* Begin *

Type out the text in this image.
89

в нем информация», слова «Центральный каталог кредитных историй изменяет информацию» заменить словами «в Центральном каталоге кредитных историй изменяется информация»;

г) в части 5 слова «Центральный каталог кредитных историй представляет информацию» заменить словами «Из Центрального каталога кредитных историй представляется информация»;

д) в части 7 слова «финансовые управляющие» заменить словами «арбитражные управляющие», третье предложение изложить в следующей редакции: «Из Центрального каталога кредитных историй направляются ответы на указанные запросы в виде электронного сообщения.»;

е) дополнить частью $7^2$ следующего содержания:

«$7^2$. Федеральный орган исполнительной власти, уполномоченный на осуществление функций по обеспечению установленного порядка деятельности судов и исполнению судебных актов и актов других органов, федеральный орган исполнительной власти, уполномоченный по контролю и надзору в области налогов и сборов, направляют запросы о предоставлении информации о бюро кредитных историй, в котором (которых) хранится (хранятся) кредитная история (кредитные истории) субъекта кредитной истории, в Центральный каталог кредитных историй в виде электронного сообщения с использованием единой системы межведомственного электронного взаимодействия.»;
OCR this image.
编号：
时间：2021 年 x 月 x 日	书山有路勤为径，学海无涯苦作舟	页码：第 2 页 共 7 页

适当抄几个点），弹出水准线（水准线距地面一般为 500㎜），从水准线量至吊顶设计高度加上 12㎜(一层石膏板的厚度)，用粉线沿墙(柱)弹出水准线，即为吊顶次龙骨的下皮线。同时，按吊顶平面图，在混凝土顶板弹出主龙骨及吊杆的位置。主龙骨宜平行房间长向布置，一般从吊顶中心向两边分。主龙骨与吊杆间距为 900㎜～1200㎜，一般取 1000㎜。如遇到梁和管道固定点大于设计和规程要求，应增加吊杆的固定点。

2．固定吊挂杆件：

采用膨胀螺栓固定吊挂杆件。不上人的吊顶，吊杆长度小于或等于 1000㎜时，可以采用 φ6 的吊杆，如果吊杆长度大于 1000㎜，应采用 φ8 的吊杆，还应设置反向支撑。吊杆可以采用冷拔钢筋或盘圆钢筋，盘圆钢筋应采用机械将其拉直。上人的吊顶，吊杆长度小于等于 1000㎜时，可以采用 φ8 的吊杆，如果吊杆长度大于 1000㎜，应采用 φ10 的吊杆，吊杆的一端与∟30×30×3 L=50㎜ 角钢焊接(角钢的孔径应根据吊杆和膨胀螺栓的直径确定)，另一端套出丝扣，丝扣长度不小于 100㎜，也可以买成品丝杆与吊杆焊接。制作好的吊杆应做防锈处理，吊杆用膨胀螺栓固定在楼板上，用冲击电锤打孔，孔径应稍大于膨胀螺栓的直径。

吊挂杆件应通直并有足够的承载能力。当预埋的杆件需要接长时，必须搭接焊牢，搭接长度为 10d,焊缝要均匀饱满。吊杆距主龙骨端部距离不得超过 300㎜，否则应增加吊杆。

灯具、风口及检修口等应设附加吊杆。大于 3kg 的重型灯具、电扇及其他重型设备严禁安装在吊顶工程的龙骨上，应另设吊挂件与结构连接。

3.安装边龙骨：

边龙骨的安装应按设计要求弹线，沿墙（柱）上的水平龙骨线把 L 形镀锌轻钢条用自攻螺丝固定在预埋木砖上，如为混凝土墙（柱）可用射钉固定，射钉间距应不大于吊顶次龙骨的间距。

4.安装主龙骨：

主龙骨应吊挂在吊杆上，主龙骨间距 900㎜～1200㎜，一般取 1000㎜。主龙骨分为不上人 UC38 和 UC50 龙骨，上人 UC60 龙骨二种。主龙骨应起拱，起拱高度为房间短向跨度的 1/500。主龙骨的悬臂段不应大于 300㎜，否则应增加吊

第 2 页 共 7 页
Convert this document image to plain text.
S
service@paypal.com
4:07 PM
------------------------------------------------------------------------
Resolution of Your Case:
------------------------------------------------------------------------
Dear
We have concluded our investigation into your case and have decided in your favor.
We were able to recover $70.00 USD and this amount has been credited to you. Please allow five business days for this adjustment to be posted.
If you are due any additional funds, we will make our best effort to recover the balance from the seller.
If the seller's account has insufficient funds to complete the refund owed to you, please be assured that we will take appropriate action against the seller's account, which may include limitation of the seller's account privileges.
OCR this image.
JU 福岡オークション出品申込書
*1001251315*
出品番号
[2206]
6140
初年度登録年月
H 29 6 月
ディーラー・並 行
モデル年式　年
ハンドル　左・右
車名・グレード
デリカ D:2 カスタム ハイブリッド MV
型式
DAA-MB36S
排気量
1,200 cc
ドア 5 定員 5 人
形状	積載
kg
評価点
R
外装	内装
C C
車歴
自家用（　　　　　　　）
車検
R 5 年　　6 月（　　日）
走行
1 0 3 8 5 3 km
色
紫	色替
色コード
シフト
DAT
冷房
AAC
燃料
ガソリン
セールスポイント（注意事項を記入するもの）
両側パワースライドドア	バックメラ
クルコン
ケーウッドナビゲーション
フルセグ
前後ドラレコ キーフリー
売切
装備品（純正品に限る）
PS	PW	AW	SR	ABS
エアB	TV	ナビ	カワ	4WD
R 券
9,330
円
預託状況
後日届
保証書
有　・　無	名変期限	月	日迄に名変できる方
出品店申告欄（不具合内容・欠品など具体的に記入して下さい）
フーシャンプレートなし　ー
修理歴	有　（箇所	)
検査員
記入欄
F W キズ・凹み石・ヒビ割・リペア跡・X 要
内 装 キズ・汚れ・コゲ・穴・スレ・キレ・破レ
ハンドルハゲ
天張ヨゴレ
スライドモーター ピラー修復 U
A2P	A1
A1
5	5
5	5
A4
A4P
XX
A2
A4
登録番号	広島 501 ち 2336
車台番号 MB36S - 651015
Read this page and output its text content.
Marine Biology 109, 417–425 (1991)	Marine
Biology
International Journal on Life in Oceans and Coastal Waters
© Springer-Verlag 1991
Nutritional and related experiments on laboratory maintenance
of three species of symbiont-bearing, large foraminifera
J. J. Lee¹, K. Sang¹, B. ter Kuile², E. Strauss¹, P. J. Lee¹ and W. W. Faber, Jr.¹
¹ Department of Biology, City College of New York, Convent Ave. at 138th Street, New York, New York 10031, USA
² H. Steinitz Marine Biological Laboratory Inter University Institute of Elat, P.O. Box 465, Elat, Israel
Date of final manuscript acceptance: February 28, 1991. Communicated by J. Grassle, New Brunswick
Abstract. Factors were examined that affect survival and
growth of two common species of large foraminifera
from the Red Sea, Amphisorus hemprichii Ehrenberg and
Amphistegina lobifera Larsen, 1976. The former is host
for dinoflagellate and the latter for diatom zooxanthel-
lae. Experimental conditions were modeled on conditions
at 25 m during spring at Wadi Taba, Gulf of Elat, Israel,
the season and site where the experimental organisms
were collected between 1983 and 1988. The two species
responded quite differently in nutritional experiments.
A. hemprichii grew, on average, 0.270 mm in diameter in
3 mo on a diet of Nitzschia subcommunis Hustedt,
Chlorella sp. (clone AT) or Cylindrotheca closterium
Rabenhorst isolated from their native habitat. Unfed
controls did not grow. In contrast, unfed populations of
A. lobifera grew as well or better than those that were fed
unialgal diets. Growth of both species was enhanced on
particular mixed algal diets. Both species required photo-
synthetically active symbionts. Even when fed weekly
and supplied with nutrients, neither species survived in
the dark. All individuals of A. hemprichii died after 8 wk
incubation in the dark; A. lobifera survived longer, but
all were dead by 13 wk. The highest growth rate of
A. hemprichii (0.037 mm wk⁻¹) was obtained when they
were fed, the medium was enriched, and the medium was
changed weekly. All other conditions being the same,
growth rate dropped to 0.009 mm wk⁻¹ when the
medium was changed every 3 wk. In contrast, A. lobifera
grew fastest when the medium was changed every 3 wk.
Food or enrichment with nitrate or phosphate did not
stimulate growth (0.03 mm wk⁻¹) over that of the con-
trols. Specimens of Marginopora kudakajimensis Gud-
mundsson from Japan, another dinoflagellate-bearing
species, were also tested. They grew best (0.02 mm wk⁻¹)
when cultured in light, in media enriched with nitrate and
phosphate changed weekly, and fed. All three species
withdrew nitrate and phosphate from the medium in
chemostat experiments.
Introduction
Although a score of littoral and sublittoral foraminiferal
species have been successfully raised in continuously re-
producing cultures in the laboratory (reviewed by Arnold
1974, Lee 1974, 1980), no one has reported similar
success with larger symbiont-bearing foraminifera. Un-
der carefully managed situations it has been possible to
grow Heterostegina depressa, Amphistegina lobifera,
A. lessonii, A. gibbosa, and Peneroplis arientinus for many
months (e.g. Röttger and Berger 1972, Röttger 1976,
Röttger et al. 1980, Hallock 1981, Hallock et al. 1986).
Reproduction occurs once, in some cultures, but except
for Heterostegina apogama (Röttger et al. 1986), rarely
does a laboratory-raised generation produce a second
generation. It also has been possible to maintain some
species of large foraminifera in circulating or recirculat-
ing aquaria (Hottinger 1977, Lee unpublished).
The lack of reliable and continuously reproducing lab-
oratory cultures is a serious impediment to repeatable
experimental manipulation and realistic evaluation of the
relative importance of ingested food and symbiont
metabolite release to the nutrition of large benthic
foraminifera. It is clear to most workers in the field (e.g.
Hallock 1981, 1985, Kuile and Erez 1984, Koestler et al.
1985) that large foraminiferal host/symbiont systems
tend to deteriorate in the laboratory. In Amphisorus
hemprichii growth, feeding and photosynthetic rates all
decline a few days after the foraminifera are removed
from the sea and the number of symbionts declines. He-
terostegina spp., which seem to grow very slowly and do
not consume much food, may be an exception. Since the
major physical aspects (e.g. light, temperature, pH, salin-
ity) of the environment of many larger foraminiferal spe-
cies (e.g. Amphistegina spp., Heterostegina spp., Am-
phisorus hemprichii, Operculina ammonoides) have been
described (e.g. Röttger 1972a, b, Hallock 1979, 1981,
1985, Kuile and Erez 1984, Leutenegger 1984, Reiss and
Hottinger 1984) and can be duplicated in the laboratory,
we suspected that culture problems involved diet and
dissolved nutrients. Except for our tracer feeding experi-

* End *

(What is required) Only a number is wanted: how many lines contain the word "историй"?

(Exercise response) 4